= EXERCISE INSTRUCTIONS =
Extract the full set of records, then give each one again exactly.

··· DATA FOR PROCESSING ···

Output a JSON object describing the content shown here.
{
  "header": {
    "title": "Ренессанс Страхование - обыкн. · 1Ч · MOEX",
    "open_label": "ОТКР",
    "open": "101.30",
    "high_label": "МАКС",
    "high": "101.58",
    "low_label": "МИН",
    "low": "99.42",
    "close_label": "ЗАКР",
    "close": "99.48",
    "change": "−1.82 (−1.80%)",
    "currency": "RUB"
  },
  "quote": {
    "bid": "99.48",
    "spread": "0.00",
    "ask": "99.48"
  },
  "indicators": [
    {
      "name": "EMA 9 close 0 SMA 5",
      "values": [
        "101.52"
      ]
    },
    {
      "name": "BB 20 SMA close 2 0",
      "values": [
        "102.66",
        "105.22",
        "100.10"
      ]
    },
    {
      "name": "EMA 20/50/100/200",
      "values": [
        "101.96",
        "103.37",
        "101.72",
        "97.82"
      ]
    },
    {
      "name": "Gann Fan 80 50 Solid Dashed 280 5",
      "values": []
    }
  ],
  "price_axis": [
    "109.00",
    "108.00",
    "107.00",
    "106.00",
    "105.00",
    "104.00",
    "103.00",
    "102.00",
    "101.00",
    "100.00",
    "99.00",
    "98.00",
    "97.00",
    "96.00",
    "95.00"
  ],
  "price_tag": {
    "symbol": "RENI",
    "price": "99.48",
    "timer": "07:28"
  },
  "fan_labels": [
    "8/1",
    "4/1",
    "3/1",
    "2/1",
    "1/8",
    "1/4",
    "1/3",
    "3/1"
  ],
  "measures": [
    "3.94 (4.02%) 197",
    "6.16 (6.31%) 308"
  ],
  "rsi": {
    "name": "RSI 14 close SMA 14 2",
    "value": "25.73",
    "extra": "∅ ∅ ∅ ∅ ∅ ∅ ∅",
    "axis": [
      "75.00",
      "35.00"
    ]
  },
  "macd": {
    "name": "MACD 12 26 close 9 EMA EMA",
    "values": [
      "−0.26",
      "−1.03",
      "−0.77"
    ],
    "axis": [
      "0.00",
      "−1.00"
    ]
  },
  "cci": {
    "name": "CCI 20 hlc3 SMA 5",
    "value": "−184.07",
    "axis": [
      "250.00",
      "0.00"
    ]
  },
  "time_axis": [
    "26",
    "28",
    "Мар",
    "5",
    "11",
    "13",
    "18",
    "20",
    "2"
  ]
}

···

= REPLY TO THE TASK =
Output a JSON object describing the content shown here.
{
  "header": {
    "title": "Ренессанс Страхование - обыкн. · 1Ч · MOEX",
    "open_label": "ОТКР",
    "open": "101.30",
    "high_label": "МАКС",
    "high": "101.58",
    "low_label": "МИН",
    "low": "99.42",
    "close_label": "ЗАКР",
    "close": "99.48",
    "change": "−1.82 (−1.80%)",
    "currency": "RUB"
  },
  "quote": {
    "bid": "99.48",
    "spread": "0.00",
    "ask": "99.48"
  },
  "indicators": [
    {
      "name": "EMA 9 close 0 SMA 5",
      "values": [
        "101.52"
      ]
    },
    {
      "name": "BB 20 SMA close 2 0",
      "values": [
        "102.66",
        "105.22",
        "100.10"
      ]
    },
    {
      "name": "EMA 20/50/100/200",
      "values": [
        "101.96",
        "103.37",
        "101.72",
        "97.82"
      ]
    },
    {
      "name": "Gann Fan 80 50 Solid Dashed 280 5",
      "values": []
    }
  ],
  "price_axis": [
    "109.00",
    "108.00",
    "107.00",
    "106.00",
    "105.00",
    "104.00",
    "103.00",
    "102.00",
    "101.00",
    "100.00",
    "99.00",
    "98.00",
    "97.00",
    "96.00",
    "95.00"
  ],
  "price_tag": {
    "symbol": "RENI",
    "price": "99.48",
    "timer": "07:28"
  },
  "fan_labels": [
    "8/1",
    "4/1",
    "3/1",
    "2/1",
    "1/8",
    "1/4",
    "1/3",
    "3/1"
  ],
  "measures": [
    "3.94 (4.02%) 197",
    "6.16 (6.31%) 308"
  ],
  "rsi": {
    "name": "RSI 14 close SMA 14 2",
    "value": "25.73",
    "extra": "∅ ∅ ∅ ∅ ∅ ∅ ∅",
    "axis": [
      "75.00",
      "35.00"
    ]
  },
  "macd": {
    "name": "MACD 12 26 close 9 EMA EMA",
    "values": [
      "−0.26",
      "−1.03",
      "−0.77"
    ],
    "axis": [
      "0.00",
      "−1.00"
    ]
  },
  "cci": {
    "name": "CCI 20 hlc3 SMA 5",
    "value": "−184.07",
    "axis": [
      "250.00",
      "0.00"
    ]
  },
  "time_axis": [
    "26",
    "28",
    "Мар",
    "5",
    "11",
    "13",
    "18",
    "20",
    "2"
  ]
}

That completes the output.